Exercise prompt:
Make an exact copy of the records, with the pictures left out.

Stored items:
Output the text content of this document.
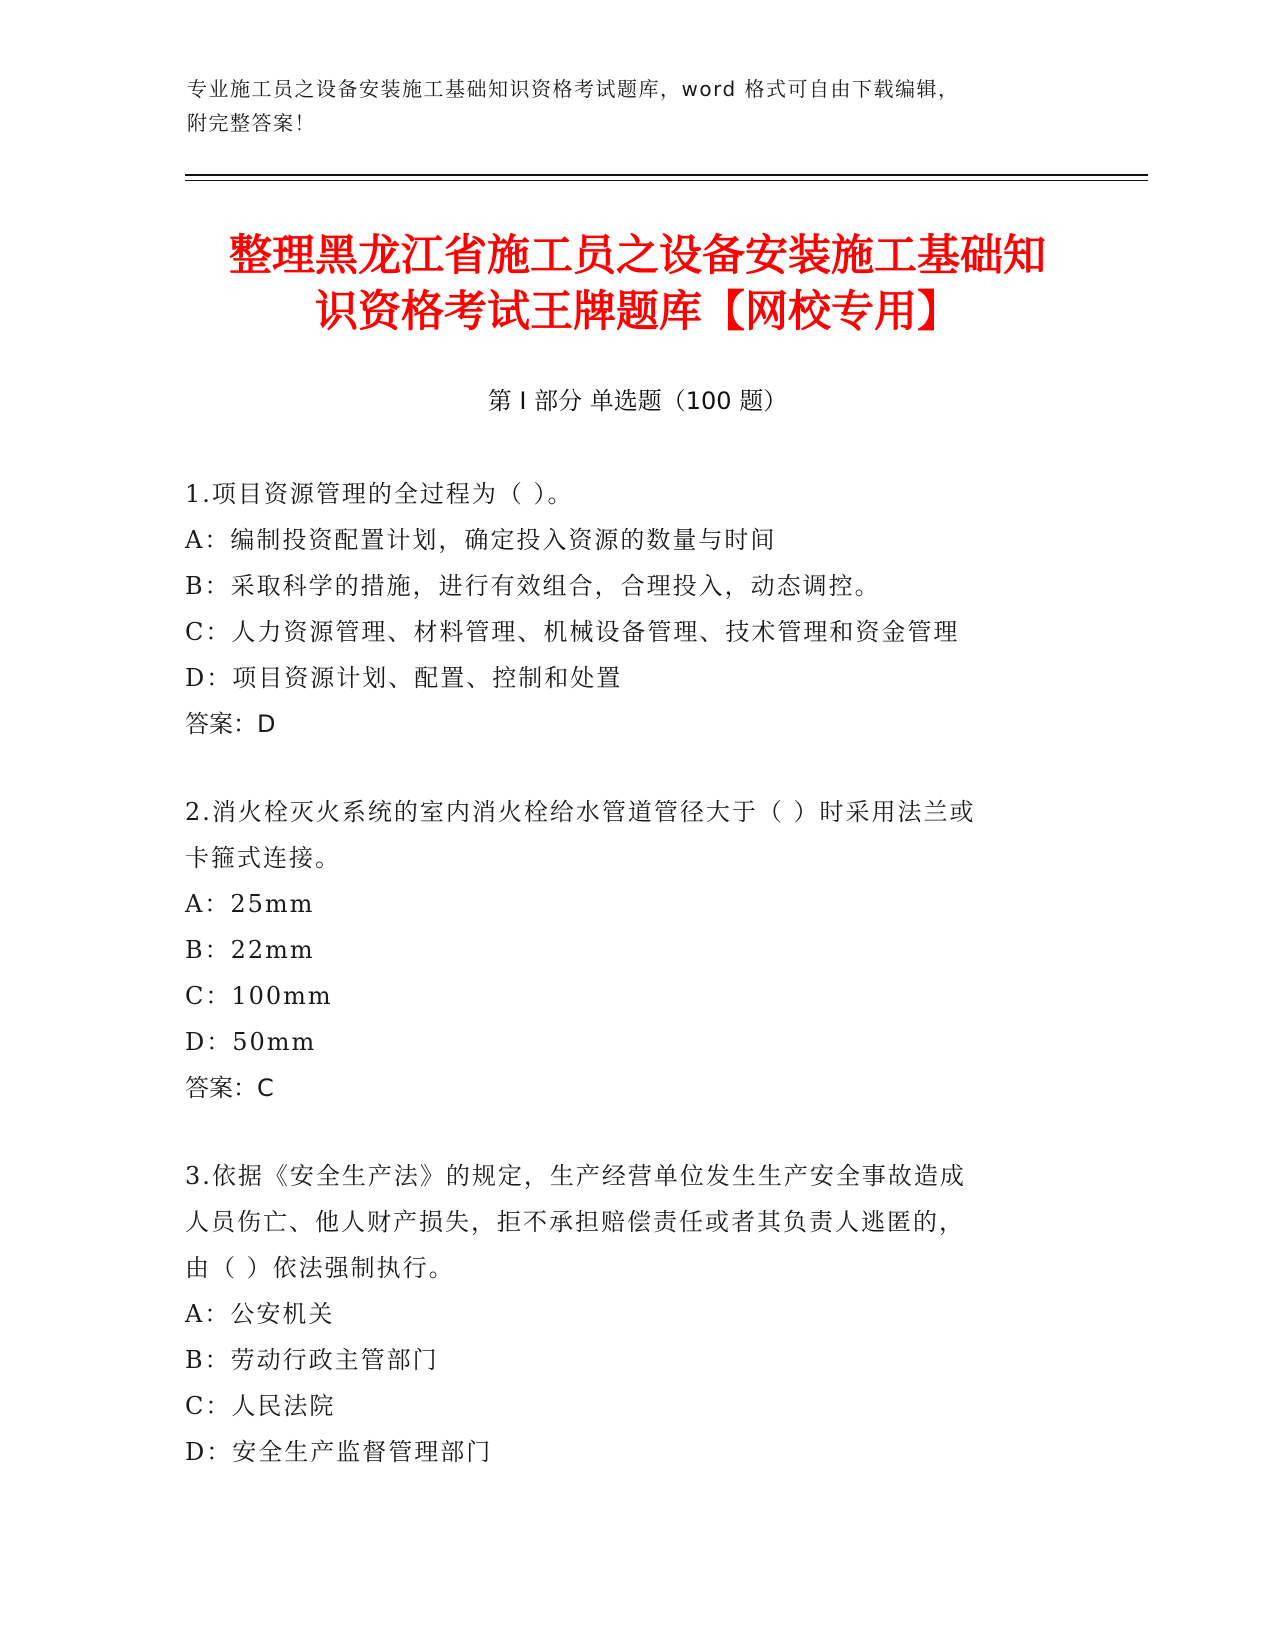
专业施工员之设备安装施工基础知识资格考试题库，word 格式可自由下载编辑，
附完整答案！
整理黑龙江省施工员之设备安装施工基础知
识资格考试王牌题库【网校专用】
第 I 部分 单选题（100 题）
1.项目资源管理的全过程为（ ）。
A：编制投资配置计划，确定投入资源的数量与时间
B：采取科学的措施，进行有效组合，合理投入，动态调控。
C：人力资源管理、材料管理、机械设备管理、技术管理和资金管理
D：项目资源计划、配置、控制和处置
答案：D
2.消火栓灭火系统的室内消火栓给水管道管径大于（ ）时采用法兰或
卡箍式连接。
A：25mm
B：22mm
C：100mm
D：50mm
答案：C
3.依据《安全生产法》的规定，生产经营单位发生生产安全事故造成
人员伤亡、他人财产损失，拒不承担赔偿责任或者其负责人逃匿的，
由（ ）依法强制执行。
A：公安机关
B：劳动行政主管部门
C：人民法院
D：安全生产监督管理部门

Task output:
Output the text content of this document.
专业施工员之设备安装施工基础知识资格考试题库，word 格式可自由下载编辑，
附完整答案！
整理黑龙江省施工员之设备安装施工基础知
识资格考试王牌题库【网校专用】
第 I 部分 单选题（100 题）
1.项目资源管理的全过程为（ ）。
A：编制投资配置计划，确定投入资源的数量与时间
B：采取科学的措施，进行有效组合，合理投入，动态调控。
C：人力资源管理、材料管理、机械设备管理、技术管理和资金管理
D：项目资源计划、配置、控制和处置
答案：D
2.消火栓灭火系统的室内消火栓给水管道管径大于（ ）时采用法兰或
卡箍式连接。
A：25mm
B：22mm
C：100mm
D：50mm
答案：C
3.依据《安全生产法》的规定，生产经营单位发生生产安全事故造成
人员伤亡、他人财产损失，拒不承担赔偿责任或者其负责人逃匿的，
由（ ）依法强制执行。
A：公安机关
B：劳动行政主管部门
C：人民法院
D：安全生产监督管理部门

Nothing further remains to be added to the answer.